(DATA EXCERPTS)
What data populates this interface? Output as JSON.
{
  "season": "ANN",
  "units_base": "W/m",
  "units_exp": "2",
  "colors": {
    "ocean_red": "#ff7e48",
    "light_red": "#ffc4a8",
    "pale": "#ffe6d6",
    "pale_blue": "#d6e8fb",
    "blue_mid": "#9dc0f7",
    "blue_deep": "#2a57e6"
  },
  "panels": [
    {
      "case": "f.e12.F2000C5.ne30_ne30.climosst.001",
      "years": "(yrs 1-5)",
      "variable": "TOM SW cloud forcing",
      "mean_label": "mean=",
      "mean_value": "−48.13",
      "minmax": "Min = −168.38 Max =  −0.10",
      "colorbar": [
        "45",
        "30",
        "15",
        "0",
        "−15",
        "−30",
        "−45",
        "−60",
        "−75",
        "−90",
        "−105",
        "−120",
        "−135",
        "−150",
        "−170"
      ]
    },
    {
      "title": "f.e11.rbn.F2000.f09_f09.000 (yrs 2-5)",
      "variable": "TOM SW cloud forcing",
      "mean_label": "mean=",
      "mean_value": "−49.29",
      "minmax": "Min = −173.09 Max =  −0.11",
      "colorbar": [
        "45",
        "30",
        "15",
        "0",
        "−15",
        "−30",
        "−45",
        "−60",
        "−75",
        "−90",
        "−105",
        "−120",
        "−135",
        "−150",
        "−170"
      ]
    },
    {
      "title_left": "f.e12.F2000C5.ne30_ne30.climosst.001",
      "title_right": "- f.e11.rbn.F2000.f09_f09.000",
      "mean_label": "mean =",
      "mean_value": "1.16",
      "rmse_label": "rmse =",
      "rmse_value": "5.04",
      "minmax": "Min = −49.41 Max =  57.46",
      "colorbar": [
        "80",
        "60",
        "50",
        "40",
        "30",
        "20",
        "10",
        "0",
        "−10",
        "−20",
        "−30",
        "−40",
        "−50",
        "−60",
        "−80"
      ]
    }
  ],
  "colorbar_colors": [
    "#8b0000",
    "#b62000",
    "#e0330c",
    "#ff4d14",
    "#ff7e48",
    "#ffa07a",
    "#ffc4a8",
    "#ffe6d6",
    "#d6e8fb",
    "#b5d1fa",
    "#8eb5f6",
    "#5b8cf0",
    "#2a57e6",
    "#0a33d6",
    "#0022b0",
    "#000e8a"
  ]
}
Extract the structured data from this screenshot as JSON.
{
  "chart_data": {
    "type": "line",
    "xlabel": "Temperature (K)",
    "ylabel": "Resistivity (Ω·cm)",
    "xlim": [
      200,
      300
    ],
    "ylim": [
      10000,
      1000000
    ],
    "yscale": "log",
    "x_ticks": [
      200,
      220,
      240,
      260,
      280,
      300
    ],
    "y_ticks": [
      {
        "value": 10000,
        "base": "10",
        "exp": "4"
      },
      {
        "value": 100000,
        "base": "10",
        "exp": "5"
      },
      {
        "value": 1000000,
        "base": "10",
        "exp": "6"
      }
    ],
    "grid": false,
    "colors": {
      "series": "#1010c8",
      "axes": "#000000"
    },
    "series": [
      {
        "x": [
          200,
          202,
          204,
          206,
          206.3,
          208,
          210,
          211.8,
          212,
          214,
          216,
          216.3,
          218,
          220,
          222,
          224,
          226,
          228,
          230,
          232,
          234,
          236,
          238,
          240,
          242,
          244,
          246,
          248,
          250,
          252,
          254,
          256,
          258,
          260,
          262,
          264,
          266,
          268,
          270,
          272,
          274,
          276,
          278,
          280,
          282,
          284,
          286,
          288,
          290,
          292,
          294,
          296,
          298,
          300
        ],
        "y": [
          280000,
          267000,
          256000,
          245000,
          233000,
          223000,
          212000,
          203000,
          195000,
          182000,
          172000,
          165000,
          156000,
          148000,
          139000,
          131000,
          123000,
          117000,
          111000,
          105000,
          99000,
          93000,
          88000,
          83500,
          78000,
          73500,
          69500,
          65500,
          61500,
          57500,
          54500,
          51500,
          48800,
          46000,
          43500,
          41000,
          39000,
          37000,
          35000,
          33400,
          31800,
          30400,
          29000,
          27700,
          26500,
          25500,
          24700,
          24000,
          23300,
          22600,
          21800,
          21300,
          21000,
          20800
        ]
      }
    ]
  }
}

(PROBLEM) Extract every record. Keep wording exact.

(COMPLETED EXERCISE)
What data populates this interface? Output as JSON.
{
  "season": "ANN",
  "units_base": "W/m",
  "units_exp": "2",
  "colors": {
    "ocean_red": "#ff7e48",
    "light_red": "#ffc4a8",
    "pale": "#ffe6d6",
    "pale_blue": "#d6e8fb",
    "blue_mid": "#9dc0f7",
    "blue_deep": "#2a57e6"
  },
  "panels": [
    {
      "case": "f.e12.F2000C5.ne30_ne30.climosst.001",
      "years": "(yrs 1-5)",
      "variable": "TOM SW cloud forcing",
      "mean_label": "mean=",
      "mean_value": "−48.13",
      "minmax": "Min = −168.38 Max =  −0.10",
      "colorbar": [
        "45",
        "30",
        "15",
        "0",
        "−15",
        "−30",
        "−45",
        "−60",
        "−75",
        "−90",
        "−105",
        "−120",
        "−135",
        "−150",
        "−170"
      ]
    },
    {
      "title": "f.e11.rbn.F2000.f09_f09.000 (yrs 2-5)",
      "variable": "TOM SW cloud forcing",
      "mean_label": "mean=",
      "mean_value": "−49.29",
      "minmax": "Min = −173.09 Max =  −0.11",
      "colorbar": [
        "45",
        "30",
        "15",
        "0",
        "−15",
        "−30",
        "−45",
        "−60",
        "−75",
        "−90",
        "−105",
        "−120",
        "−135",
        "−150",
        "−170"
      ]
    },
    {
      "title_left": "f.e12.F2000C5.ne30_ne30.climosst.001",
      "title_right": "- f.e11.rbn.F2000.f09_f09.000",
      "mean_label": "mean =",
      "mean_value": "1.16",
      "rmse_label": "rmse =",
      "rmse_value": "5.04",
      "minmax": "Min = −49.41 Max =  57.46",
      "colorbar": [
        "80",
        "60",
        "50",
        "40",
        "30",
        "20",
        "10",
        "0",
        "−10",
        "−20",
        "−30",
        "−40",
        "−50",
        "−60",
        "−80"
      ]
    }
  ],
  "colorbar_colors": [
    "#8b0000",
    "#b62000",
    "#e0330c",
    "#ff4d14",
    "#ff7e48",
    "#ffa07a",
    "#ffc4a8",
    "#ffe6d6",
    "#d6e8fb",
    "#b5d1fa",
    "#8eb5f6",
    "#5b8cf0",
    "#2a57e6",
    "#0a33d6",
    "#0022b0",
    "#000e8a"
  ]
}
Extract the structured data from this screenshot as JSON.
{
  "chart_data": {
    "type": "line",
    "xlabel": "Temperature (K)",
    "ylabel": "Resistivity (Ω·cm)",
    "xlim": [
      200,
      300
    ],
    "ylim": [
      10000,
      1000000
    ],
    "yscale": "log",
    "x_ticks": [
      200,
      220,
      240,
      260,
      280,
      300
    ],
    "y_ticks": [
      {
        "value": 10000,
        "base": "10",
        "exp": "4"
      },
      {
        "value": 100000,
        "base": "10",
        "exp": "5"
      },
      {
        "value": 1000000,
        "base": "10",
        "exp": "6"
      }
    ],
    "grid": false,
    "colors": {
      "series": "#1010c8",
      "axes": "#000000"
    },
    "series": [
      {
        "x": [
          200,
          202,
          204,
          206,
          206.3,
          208,
          210,
          211.8,
          212,
          214,
          216,
          216.3,
          218,
          220,
          222,
          224,
          226,
          228,
          230,
          232,
          234,
          236,
          238,
          240,
          242,
          244,
          246,
          248,
          250,
          252,
          254,
          256,
          258,
          260,
          262,
          264,
          266,
          268,
          270,
          272,
          274,
          276,
          278,
          280,
          282,
          284,
          286,
          288,
          290,
          292,
          294,
          296,
          298,
          300
        ],
        "y": [
          280000,
          267000,
          256000,
          245000,
          233000,
          223000,
          212000,
          203000,
          195000,
          182000,
          172000,
          165000,
          156000,
          148000,
          139000,
          131000,
          123000,
          117000,
          111000,
          105000,
          99000,
          93000,
          88000,
          83500,
          78000,
          73500,
          69500,
          65500,
          61500,
          57500,
          54500,
          51500,
          48800,
          46000,
          43500,
          41000,
          39000,
          37000,
          35000,
          33400,
          31800,
          30400,
          29000,
          27700,
          26500,
          25500,
          24700,
          24000,
          23300,
          22600,
          21800,
          21300,
          21000,
          20800
        ]
      }
    ]
  }
}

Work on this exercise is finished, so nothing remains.